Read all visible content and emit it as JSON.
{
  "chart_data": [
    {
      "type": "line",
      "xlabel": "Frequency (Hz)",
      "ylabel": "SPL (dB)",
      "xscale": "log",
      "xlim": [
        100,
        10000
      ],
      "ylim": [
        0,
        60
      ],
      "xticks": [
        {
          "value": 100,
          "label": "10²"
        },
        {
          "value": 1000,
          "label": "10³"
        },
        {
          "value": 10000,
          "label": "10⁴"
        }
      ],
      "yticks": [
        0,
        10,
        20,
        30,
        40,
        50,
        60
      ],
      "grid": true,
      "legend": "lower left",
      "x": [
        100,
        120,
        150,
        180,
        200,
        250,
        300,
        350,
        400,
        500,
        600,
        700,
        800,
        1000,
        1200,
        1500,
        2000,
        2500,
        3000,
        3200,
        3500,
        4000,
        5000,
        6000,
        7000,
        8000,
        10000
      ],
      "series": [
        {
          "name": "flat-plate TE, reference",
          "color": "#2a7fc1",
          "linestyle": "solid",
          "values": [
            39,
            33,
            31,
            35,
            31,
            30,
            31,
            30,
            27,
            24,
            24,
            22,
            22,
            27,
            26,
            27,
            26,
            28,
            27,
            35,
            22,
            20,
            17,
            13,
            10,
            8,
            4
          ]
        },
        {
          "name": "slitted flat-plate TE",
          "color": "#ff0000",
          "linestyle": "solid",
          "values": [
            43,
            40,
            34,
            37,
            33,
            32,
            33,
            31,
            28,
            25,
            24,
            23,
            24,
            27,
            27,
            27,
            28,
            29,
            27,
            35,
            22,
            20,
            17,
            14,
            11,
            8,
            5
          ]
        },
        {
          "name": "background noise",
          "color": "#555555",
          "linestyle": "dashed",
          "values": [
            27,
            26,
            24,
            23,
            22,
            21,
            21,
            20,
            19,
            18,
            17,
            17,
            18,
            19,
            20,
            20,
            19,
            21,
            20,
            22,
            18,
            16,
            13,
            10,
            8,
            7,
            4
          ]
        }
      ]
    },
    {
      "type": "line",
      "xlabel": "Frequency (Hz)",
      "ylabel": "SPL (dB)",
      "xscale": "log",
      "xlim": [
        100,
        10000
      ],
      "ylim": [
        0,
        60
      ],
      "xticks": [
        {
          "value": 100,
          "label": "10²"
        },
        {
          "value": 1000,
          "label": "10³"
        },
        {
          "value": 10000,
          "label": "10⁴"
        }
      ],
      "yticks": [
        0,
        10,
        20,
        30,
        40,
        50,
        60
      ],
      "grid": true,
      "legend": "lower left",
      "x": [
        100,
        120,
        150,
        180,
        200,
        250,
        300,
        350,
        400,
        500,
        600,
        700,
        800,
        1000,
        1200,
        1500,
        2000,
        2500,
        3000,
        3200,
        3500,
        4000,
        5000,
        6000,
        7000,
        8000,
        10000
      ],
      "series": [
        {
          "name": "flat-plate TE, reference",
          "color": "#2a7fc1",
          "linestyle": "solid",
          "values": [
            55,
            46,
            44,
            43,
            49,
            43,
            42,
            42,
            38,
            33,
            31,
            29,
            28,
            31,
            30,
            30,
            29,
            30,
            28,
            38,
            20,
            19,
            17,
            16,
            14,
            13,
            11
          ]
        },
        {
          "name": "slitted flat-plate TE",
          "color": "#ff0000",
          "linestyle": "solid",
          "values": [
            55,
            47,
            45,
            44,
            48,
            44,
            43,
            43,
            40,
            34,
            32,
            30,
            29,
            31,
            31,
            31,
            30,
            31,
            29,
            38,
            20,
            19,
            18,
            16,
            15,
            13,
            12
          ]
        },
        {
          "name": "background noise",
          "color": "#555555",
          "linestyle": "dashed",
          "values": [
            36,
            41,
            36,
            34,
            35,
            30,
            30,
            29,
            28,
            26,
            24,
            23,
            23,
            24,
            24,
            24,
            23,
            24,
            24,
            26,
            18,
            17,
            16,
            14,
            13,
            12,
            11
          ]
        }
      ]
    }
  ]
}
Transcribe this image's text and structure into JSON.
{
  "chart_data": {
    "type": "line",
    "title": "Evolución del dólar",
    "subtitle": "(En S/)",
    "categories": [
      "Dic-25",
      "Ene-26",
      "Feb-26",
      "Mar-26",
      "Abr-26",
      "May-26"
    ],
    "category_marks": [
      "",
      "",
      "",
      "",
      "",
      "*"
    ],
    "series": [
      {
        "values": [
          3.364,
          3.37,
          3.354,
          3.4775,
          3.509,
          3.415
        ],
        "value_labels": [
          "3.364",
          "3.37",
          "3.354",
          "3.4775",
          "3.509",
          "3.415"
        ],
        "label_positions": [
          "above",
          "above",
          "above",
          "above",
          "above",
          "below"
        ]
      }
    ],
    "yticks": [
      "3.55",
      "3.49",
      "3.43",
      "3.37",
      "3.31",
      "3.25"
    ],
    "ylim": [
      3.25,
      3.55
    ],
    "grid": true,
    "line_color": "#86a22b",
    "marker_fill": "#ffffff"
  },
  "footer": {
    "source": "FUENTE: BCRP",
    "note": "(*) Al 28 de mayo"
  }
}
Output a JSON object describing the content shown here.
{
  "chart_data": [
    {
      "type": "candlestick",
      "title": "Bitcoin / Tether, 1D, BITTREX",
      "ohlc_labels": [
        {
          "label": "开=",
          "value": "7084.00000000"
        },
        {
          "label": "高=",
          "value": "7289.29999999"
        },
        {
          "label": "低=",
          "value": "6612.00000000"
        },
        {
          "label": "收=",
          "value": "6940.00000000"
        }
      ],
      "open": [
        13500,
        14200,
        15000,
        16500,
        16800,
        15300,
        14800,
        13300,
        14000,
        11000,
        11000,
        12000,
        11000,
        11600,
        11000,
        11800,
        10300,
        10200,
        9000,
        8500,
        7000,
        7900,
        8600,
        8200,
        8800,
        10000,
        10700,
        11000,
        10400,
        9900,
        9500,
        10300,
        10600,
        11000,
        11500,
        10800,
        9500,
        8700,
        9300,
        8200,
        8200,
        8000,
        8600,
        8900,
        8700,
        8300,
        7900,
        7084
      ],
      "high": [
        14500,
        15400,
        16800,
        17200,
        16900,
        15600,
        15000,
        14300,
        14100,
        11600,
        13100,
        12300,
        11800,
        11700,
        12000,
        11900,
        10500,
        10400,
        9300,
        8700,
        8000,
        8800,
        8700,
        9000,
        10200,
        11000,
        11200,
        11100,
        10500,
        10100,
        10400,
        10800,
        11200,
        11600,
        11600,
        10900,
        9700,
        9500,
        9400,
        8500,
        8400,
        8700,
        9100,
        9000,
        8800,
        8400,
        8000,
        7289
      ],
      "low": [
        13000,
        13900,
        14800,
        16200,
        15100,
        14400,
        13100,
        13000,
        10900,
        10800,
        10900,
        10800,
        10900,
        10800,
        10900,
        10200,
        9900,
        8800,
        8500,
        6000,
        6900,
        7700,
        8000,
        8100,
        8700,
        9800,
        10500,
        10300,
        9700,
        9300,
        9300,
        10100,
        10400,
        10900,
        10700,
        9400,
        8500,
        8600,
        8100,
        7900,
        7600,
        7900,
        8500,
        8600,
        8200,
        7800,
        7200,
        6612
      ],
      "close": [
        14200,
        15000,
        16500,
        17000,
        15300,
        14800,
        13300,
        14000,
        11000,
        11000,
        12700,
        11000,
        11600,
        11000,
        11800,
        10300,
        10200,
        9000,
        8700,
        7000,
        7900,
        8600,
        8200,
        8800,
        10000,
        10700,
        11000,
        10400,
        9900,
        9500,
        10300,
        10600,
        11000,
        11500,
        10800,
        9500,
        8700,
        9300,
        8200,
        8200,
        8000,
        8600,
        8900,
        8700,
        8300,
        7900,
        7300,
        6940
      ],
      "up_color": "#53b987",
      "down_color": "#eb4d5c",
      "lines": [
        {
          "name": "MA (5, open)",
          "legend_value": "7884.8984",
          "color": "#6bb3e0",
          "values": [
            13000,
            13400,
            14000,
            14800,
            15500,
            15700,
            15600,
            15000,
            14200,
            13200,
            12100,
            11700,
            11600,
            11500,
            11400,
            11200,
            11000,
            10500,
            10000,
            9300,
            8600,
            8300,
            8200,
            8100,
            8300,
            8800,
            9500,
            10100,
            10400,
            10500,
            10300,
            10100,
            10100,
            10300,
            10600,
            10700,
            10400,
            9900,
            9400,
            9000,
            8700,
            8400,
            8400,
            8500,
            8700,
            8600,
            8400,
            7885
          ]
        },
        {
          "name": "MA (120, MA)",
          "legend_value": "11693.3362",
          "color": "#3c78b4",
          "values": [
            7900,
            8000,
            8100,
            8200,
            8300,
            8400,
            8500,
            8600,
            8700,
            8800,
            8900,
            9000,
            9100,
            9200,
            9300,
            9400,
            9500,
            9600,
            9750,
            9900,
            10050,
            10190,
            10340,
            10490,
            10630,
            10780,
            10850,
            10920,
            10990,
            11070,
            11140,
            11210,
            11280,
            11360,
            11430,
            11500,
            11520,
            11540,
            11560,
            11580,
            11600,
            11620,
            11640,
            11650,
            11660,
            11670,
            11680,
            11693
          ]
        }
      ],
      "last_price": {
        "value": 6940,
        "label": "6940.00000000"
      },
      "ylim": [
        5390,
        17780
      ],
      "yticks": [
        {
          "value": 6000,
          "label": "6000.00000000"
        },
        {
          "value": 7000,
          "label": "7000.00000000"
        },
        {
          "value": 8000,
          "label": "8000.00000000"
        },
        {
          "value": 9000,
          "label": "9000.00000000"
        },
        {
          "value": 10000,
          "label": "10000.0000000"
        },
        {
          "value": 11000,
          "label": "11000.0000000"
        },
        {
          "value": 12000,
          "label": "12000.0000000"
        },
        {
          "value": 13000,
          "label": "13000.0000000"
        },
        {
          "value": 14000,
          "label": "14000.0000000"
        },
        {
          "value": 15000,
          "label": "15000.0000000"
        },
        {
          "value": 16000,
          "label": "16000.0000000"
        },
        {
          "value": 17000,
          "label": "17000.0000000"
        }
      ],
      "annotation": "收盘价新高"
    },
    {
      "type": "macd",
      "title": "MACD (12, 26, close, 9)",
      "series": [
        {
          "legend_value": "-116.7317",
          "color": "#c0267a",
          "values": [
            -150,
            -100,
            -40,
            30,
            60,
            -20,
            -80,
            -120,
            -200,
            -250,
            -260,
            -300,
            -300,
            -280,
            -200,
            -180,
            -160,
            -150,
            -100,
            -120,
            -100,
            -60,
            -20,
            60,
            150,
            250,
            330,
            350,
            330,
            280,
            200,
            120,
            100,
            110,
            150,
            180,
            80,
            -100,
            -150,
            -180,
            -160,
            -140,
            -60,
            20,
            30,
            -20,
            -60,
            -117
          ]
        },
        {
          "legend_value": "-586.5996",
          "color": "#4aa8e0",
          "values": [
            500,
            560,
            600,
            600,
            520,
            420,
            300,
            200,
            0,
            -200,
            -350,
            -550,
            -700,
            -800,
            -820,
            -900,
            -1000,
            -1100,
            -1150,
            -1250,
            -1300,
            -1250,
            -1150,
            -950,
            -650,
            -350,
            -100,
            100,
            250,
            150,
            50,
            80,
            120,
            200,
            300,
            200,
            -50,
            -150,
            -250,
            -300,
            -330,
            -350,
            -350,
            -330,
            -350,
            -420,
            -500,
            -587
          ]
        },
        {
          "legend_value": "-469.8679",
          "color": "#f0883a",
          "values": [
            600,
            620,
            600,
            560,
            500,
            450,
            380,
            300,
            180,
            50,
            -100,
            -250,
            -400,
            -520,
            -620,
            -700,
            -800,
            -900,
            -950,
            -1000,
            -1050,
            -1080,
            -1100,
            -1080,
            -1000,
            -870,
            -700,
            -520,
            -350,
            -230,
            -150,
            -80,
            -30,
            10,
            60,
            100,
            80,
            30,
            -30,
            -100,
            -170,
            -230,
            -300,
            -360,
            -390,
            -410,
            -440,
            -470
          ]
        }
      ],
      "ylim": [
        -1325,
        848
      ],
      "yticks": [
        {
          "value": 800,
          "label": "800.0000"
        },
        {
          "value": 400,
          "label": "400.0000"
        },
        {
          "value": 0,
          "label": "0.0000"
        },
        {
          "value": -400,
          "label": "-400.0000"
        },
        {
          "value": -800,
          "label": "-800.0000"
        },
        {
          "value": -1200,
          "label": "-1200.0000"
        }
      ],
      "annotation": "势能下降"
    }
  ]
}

_ _ _ _ _

Copy down every line of the entries containing the word "content".

WRITTEN REPLY:
Read all visible content and emit it as JSON.
Output a JSON object describing the content shown here.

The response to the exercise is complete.